Task requirements = Copy each line below without leaving any out.

>> BEGIN Exercise inputs

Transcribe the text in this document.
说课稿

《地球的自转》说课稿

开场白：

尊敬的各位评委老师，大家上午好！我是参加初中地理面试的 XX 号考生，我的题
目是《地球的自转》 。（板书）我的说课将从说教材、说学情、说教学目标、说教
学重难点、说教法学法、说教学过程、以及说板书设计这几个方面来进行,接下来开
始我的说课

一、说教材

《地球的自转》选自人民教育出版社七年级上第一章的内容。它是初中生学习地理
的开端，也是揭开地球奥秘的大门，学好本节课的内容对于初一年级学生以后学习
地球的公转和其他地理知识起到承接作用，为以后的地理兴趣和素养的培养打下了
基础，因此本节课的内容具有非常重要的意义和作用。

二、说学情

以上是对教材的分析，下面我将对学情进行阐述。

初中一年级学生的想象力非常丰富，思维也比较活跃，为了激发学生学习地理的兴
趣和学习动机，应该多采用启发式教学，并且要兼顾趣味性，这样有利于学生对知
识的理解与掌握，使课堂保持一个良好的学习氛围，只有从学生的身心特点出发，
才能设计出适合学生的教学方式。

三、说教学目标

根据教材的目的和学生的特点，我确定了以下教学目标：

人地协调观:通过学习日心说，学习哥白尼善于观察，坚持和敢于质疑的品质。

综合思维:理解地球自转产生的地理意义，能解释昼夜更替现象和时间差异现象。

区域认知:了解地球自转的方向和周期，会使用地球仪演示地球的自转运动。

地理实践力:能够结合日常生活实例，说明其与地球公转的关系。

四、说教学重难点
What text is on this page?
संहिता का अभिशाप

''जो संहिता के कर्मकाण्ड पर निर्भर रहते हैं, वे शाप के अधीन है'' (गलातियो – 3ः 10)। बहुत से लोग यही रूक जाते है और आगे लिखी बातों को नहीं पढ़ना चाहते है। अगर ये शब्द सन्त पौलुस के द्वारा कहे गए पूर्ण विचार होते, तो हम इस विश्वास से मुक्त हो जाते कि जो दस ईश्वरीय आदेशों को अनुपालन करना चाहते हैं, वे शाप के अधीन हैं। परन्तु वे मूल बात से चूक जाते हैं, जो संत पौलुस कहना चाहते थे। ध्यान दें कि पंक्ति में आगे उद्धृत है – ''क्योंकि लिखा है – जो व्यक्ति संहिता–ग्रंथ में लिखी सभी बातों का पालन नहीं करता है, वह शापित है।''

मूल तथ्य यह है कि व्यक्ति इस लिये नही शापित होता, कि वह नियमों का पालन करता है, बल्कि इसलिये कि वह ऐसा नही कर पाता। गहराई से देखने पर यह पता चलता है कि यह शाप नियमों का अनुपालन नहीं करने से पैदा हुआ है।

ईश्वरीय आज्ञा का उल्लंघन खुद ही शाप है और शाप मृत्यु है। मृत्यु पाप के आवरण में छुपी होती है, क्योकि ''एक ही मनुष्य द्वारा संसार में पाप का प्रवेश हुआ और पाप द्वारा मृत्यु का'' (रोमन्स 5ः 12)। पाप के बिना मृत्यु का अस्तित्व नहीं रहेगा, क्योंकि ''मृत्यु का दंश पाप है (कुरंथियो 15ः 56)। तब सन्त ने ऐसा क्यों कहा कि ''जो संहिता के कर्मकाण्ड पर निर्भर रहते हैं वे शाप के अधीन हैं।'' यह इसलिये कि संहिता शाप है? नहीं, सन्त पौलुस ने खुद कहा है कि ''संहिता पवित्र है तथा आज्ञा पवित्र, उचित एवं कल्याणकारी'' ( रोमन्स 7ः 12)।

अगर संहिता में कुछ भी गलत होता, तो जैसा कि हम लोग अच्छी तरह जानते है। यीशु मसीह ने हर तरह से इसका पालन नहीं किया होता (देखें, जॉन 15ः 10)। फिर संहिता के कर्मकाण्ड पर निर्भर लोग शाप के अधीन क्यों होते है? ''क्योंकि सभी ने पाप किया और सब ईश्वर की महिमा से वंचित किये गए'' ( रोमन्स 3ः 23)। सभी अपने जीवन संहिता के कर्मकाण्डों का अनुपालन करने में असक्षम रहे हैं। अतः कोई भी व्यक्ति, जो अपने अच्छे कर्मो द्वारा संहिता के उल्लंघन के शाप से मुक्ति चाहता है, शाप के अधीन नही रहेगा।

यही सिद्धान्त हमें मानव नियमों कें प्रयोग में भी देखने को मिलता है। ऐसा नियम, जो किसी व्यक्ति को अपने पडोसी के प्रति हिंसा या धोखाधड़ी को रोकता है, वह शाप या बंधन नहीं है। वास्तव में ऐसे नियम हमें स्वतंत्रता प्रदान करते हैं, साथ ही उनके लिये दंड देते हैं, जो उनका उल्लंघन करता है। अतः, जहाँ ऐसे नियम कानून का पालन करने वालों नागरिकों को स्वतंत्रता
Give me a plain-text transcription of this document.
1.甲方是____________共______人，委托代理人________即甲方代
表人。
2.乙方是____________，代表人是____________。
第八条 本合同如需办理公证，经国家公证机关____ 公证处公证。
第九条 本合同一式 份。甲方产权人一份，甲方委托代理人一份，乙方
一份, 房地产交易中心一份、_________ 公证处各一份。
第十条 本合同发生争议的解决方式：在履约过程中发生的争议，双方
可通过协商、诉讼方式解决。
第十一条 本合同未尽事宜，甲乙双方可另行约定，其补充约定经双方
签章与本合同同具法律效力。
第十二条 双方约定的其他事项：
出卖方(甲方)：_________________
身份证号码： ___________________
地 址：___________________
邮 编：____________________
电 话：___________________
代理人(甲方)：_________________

>> END Exercise inputs

Written response =
Transcribe the text in this document.
说课稿

《地球的自转》说课稿

开场白：

尊敬的各位评委老师，大家上午好！我是参加初中地理面试的 XX 号考生，我的题
目是《地球的自转》 。（板书）我的说课将从说教材、说学情、说教学目标、说教
学重难点、说教法学法、说教学过程、以及说板书设计这几个方面来进行,接下来开
始我的说课

一、说教材

《地球的自转》选自人民教育出版社七年级上第一章的内容。它是初中生学习地理
的开端，也是揭开地球奥秘的大门，学好本节课的内容对于初一年级学生以后学习
地球的公转和其他地理知识起到承接作用，为以后的地理兴趣和素养的培养打下了
基础，因此本节课的内容具有非常重要的意义和作用。

二、说学情

以上是对教材的分析，下面我将对学情进行阐述。

初中一年级学生的想象力非常丰富，思维也比较活跃，为了激发学生学习地理的兴
趣和学习动机，应该多采用启发式教学，并且要兼顾趣味性，这样有利于学生对知
识的理解与掌握，使课堂保持一个良好的学习氛围，只有从学生的身心特点出发，
才能设计出适合学生的教学方式。

三、说教学目标

根据教材的目的和学生的特点，我确定了以下教学目标：

人地协调观:通过学习日心说，学习哥白尼善于观察，坚持和敢于质疑的品质。

综合思维:理解地球自转产生的地理意义，能解释昼夜更替现象和时间差异现象。

区域认知:了解地球自转的方向和周期，会使用地球仪演示地球的自转运动。

地理实践力:能够结合日常生活实例，说明其与地球公转的关系。

四、说教学重难点
What text is on this page?
संहिता का अभिशाप

''जो संहिता के कर्मकाण्ड पर निर्भर रहते हैं, वे शाप के अधीन है'' (गलातियो – 3ः 10)। बहुत से लोग यही रूक जाते है और आगे लिखी बातों को नहीं पढ़ना चाहते है। अगर ये शब्द सन्त पौलुस के द्वारा कहे गए पूर्ण विचार होते, तो हम इस विश्वास से मुक्त हो जाते कि जो दस ईश्वरीय आदेशों को अनुपालन करना चाहते हैं, वे शाप के अधीन हैं। परन्तु वे मूल बात से चूक जाते हैं, जो संत पौलुस कहना चाहते थे। ध्यान दें कि पंक्ति में आगे उद्धृत है – ''क्योंकि लिखा है – जो व्यक्ति संहिता–ग्रंथ में लिखी सभी बातों का पालन नहीं करता है, वह शापित है।''

मूल तथ्य यह है कि व्यक्ति इस लिये नही शापित होता, कि वह नियमों का पालन करता है, बल्कि इसलिये कि वह ऐसा नही कर पाता। गहराई से देखने पर यह पता चलता है कि यह शाप नियमों का अनुपालन नहीं करने से पैदा हुआ है।

ईश्वरीय आज्ञा का उल्लंघन खुद ही शाप है और शाप मृत्यु है। मृत्यु पाप के आवरण में छुपी होती है, क्योकि ''एक ही मनुष्य द्वारा संसार में पाप का प्रवेश हुआ और पाप द्वारा मृत्यु का'' (रोमन्स 5ः 12)। पाप के बिना मृत्यु का अस्तित्व नहीं रहेगा, क्योंकि ''मृत्यु का दंश पाप है (कुरंथियो 15ः 56)। तब सन्त ने ऐसा क्यों कहा कि ''जो संहिता के कर्मकाण्ड पर निर्भर रहते हैं वे शाप के अधीन हैं।'' यह इसलिये कि संहिता शाप है? नहीं, सन्त पौलुस ने खुद कहा है कि ''संहिता पवित्र है तथा आज्ञा पवित्र, उचित एवं कल्याणकारी'' ( रोमन्स 7ः 12)।

अगर संहिता में कुछ भी गलत होता, तो जैसा कि हम लोग अच्छी तरह जानते है। यीशु मसीह ने हर तरह से इसका पालन नहीं किया होता (देखें, जॉन 15ः 10)। फिर संहिता के कर्मकाण्ड पर निर्भर लोग शाप के अधीन क्यों होते है? ''क्योंकि सभी ने पाप किया और सब ईश्वर की महिमा से वंचित किये गए'' ( रोमन्स 3ः 23)। सभी अपने जीवन संहिता के कर्मकाण्डों का अनुपालन करने में असक्षम रहे हैं। अतः कोई भी व्यक्ति, जो अपने अच्छे कर्मो द्वारा संहिता के उल्लंघन के शाप से मुक्ति चाहता है, शाप के अधीन नही रहेगा।

यही सिद्धान्त हमें मानव नियमों कें प्रयोग में भी देखने को मिलता है। ऐसा नियम, जो किसी व्यक्ति को अपने पडोसी के प्रति हिंसा या धोखाधड़ी को रोकता है, वह शाप या बंधन नहीं है। वास्तव में ऐसे नियम हमें स्वतंत्रता प्रदान करते हैं, साथ ही उनके लिये दंड देते हैं, जो उनका उल्लंघन करता है। अतः, जहाँ ऐसे नियम कानून का पालन करने वालों नागरिकों को स्वतंत्रता
Give me a plain-text transcription of this document.
1.甲方是____________共______人，委托代理人________即甲方代
表人。
2.乙方是____________，代表人是____________。
第八条 本合同如需办理公证，经国家公证机关____ 公证处公证。
第九条 本合同一式 份。甲方产权人一份，甲方委托代理人一份，乙方
一份, 房地产交易中心一份、_________ 公证处各一份。
第十条 本合同发生争议的解决方式：在履约过程中发生的争议，双方
可通过协商、诉讼方式解决。
第十一条 本合同未尽事宜，甲乙双方可另行约定，其补充约定经双方
签章与本合同同具法律效力。
第十二条 双方约定的其他事项：
出卖方(甲方)：_________________
身份证号码： ___________________
地 址：___________________
邮 编：____________________
电 话：___________________
代理人(甲方)：_________________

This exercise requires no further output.